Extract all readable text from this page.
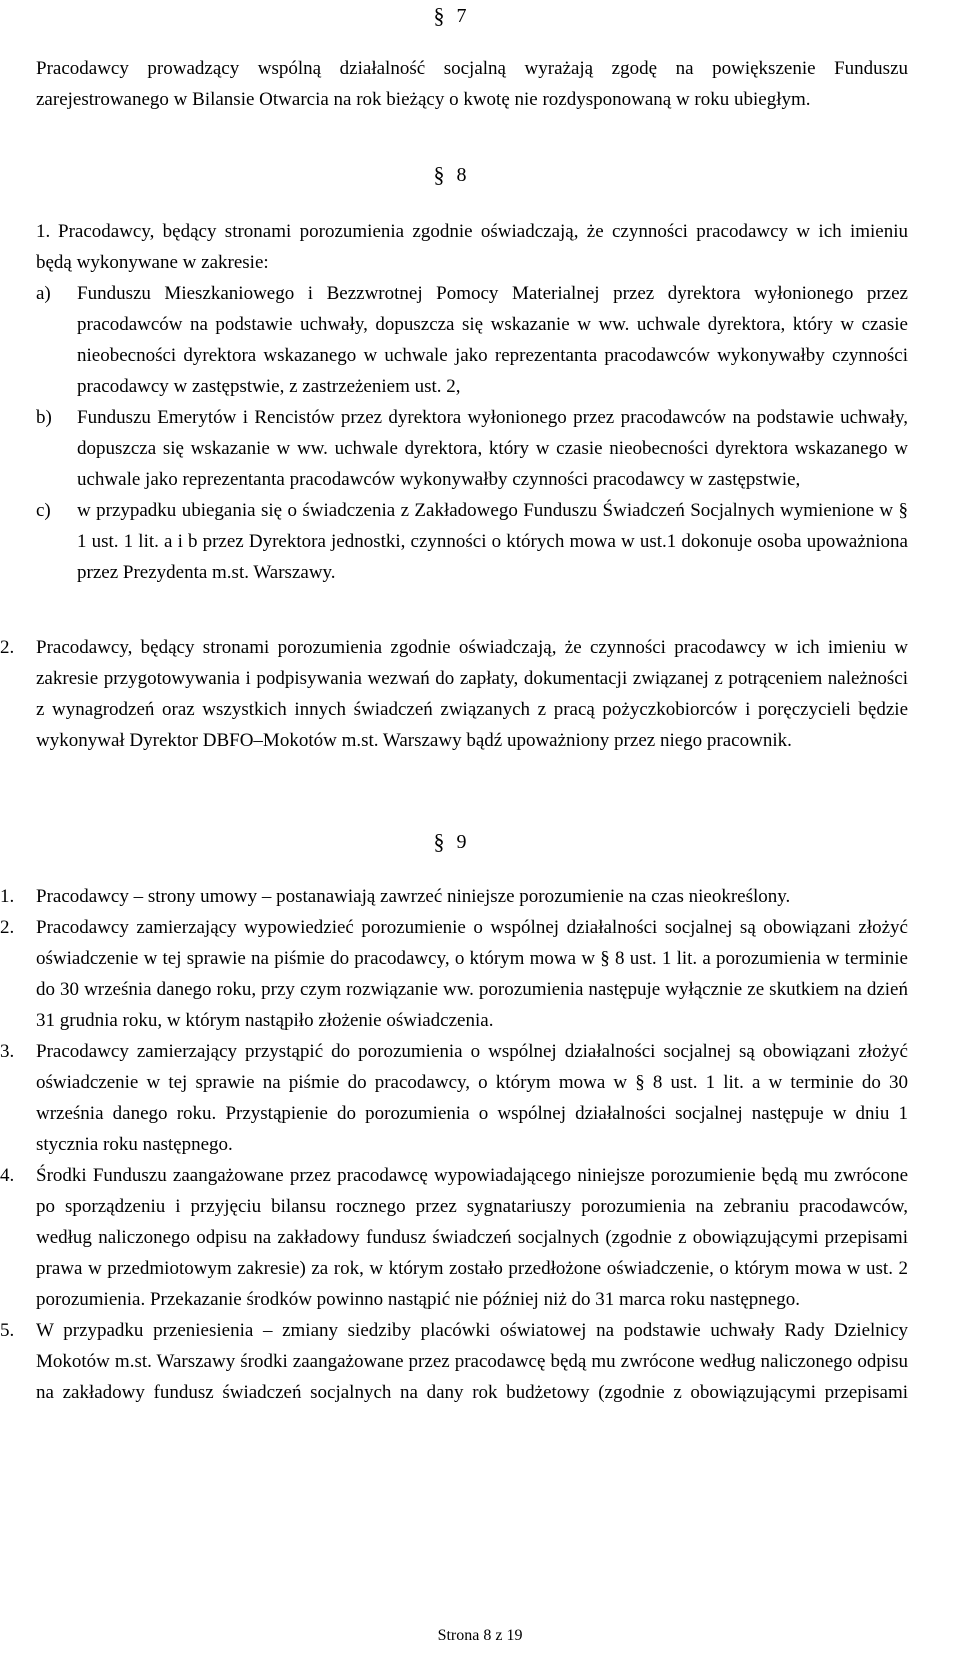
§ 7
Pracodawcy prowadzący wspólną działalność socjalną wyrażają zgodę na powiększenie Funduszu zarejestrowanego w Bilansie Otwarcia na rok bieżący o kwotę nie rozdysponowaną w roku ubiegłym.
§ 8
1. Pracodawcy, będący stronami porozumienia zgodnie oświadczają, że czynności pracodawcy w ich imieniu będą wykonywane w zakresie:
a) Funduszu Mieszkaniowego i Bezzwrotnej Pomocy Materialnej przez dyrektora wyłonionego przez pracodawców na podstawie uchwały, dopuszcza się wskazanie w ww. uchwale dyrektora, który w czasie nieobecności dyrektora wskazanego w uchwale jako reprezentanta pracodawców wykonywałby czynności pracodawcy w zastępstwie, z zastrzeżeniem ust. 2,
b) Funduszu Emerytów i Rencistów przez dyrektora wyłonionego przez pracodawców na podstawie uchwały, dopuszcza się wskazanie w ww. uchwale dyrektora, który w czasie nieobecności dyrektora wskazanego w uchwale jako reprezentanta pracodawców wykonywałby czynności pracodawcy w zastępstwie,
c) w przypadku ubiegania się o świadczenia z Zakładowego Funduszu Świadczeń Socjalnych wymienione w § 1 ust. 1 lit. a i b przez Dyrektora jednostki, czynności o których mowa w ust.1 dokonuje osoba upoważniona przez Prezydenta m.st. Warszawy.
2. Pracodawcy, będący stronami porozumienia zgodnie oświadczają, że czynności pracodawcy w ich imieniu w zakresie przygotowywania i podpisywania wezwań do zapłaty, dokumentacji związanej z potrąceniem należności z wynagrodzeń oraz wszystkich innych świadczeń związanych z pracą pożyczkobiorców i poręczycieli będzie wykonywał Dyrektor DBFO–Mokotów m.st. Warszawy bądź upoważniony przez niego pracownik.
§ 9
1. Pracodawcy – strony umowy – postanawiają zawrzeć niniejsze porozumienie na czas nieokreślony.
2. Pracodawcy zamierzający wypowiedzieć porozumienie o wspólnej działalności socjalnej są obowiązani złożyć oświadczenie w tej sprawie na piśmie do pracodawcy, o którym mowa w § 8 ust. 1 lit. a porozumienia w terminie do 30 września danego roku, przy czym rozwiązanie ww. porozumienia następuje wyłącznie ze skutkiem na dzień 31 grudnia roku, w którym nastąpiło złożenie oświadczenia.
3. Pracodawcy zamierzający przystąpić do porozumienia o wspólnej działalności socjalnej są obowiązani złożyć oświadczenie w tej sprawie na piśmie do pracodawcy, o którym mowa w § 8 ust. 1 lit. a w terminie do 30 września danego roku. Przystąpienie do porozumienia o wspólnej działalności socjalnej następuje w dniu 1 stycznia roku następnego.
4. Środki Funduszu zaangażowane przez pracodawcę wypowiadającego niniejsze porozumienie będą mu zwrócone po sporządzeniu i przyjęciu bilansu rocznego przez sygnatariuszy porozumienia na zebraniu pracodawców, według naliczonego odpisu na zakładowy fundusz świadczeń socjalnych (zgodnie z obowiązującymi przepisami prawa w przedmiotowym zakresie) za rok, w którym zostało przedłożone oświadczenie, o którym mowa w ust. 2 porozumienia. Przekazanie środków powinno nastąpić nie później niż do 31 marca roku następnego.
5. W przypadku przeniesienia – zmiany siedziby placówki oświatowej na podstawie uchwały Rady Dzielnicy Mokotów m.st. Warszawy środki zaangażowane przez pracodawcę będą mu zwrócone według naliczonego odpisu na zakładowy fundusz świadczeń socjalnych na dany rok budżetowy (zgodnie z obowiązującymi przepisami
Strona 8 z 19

————————

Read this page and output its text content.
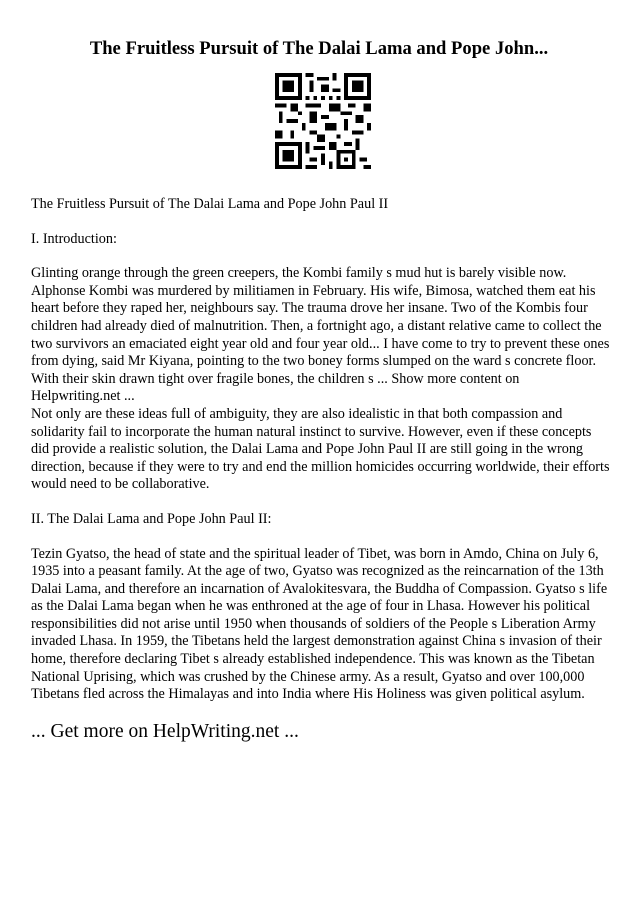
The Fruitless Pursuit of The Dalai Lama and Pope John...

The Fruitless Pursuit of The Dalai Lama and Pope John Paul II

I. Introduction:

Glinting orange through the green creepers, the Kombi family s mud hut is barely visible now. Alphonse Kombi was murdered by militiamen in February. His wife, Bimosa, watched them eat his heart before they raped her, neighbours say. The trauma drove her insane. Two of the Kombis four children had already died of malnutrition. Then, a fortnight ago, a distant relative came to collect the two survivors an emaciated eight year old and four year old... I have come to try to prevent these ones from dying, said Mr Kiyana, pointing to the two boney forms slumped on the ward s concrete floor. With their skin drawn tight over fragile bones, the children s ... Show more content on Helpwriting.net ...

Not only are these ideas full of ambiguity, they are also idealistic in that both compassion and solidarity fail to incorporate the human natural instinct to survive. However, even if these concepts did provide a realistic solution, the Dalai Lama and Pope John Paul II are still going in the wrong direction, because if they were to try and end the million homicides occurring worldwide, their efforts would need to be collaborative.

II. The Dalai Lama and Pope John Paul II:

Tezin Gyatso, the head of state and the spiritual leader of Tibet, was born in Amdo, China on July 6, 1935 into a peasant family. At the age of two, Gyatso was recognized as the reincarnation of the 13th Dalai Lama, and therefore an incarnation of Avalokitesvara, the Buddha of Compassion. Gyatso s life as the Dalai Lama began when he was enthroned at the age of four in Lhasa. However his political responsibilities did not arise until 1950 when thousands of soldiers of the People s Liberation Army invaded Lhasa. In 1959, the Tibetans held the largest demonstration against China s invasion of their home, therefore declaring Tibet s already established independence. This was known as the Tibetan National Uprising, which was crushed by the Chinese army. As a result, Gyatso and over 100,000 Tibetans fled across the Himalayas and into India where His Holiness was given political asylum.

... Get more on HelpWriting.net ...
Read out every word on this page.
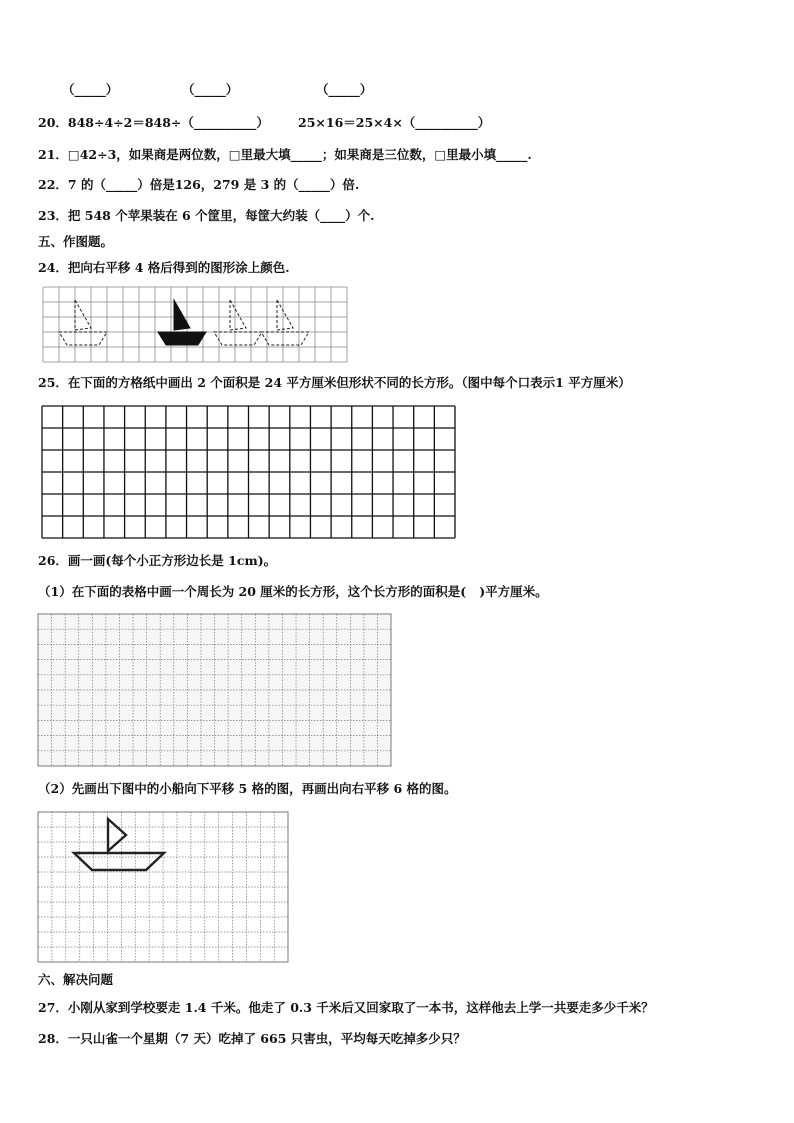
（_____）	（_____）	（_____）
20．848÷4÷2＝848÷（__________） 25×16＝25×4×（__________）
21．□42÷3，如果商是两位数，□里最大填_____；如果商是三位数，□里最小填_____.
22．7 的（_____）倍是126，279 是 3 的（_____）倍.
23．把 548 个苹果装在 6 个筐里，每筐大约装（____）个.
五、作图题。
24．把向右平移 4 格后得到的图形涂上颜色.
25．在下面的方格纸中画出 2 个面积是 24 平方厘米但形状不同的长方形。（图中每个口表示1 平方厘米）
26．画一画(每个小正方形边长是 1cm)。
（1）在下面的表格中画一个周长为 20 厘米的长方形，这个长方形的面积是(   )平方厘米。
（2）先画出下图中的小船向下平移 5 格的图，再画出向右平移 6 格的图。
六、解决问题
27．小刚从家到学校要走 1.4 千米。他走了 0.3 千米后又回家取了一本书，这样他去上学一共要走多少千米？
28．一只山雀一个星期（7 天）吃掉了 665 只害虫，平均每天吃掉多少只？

————————

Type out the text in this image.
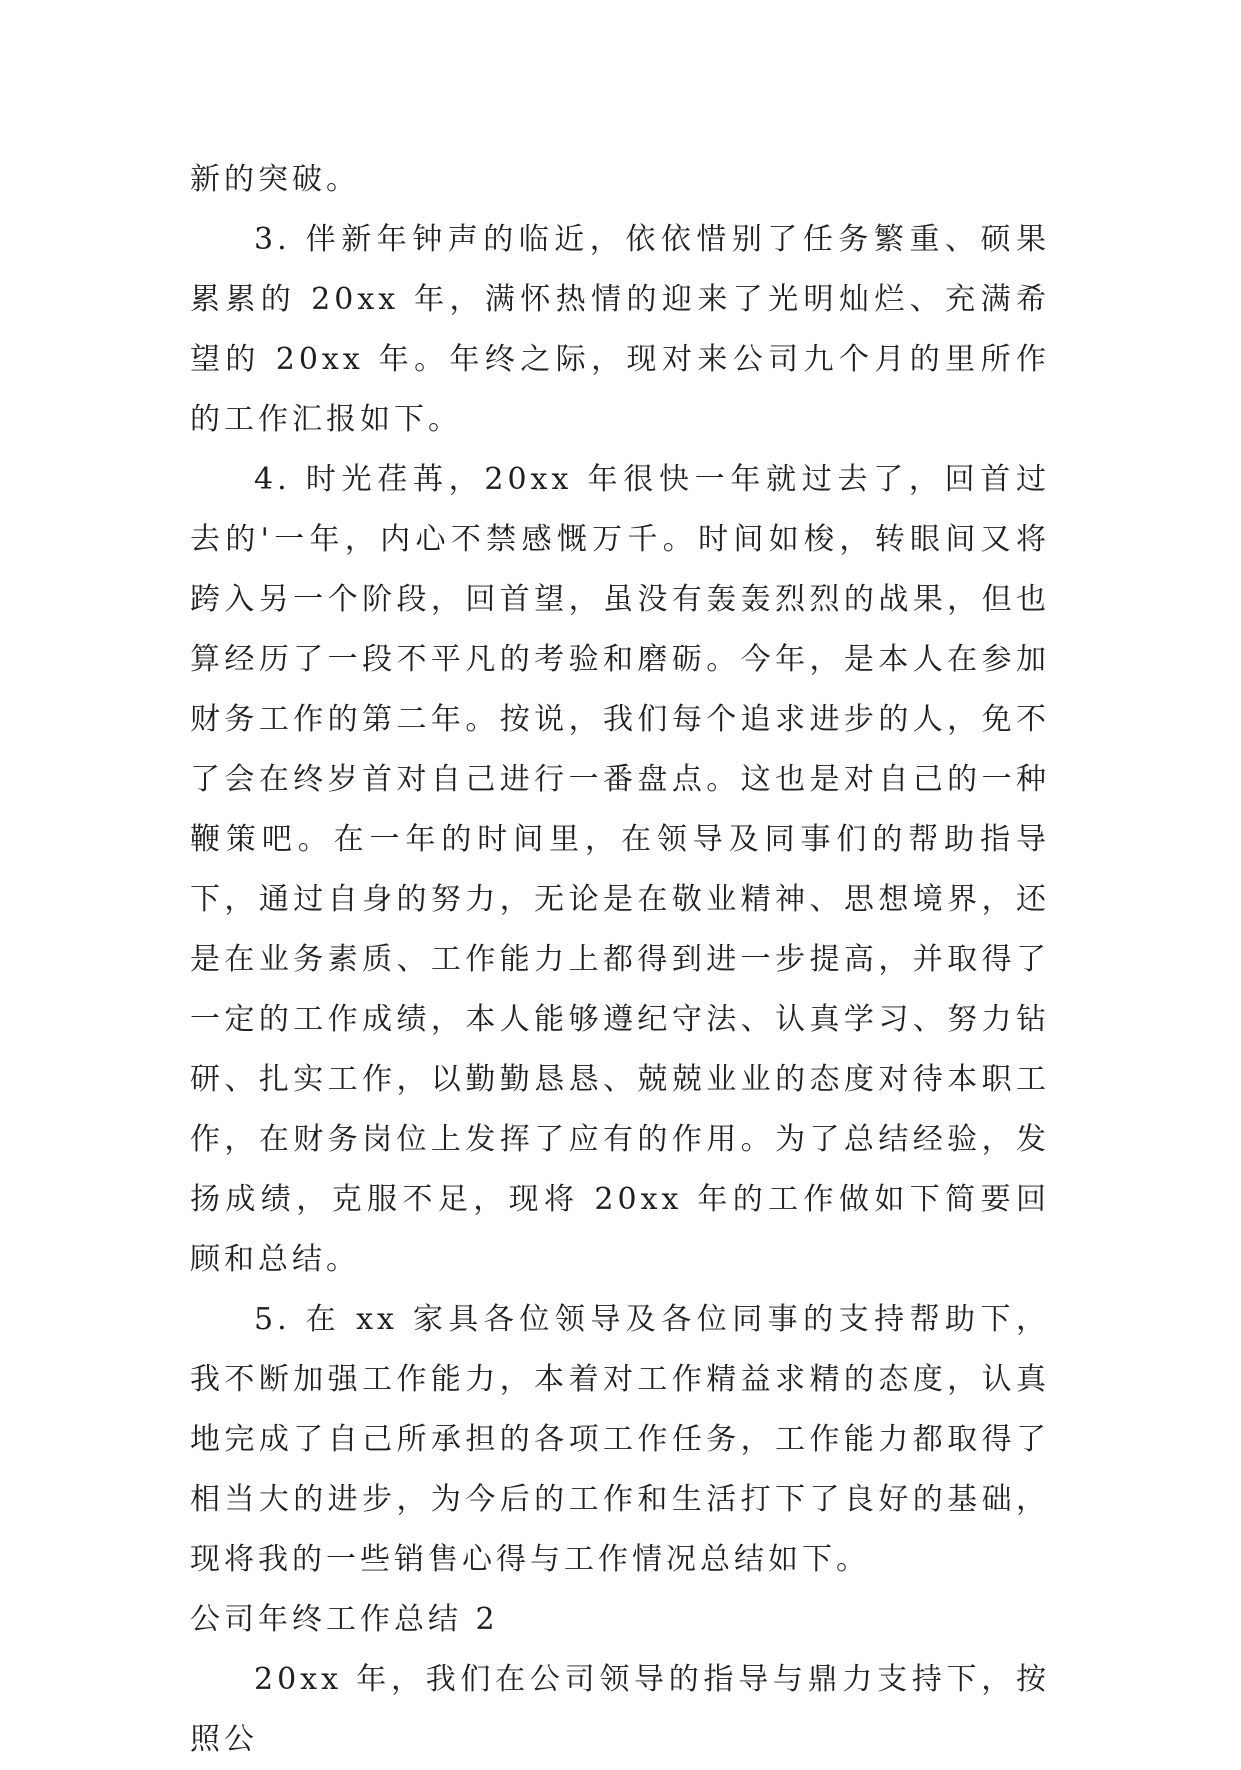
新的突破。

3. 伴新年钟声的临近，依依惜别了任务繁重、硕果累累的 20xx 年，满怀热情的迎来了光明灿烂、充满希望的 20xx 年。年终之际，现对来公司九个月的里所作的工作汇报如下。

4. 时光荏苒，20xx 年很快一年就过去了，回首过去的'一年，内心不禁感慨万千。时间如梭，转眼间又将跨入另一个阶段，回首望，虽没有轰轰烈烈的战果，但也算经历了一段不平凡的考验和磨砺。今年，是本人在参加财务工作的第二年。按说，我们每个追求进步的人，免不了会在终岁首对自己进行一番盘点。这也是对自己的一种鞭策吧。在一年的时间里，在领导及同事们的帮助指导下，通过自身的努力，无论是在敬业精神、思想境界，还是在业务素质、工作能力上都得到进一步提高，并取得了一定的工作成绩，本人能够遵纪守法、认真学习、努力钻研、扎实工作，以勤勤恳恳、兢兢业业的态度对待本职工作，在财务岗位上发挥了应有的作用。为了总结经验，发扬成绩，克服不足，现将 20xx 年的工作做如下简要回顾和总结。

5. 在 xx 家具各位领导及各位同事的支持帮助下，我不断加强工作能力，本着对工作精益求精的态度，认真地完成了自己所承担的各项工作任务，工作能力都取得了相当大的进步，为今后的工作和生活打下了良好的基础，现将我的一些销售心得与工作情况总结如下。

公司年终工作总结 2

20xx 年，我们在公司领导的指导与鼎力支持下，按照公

————————

> [Work to be completed] The word "działalności" may turn up on some lines of these records; say how many, with no other words.

> [Exercise solution] 2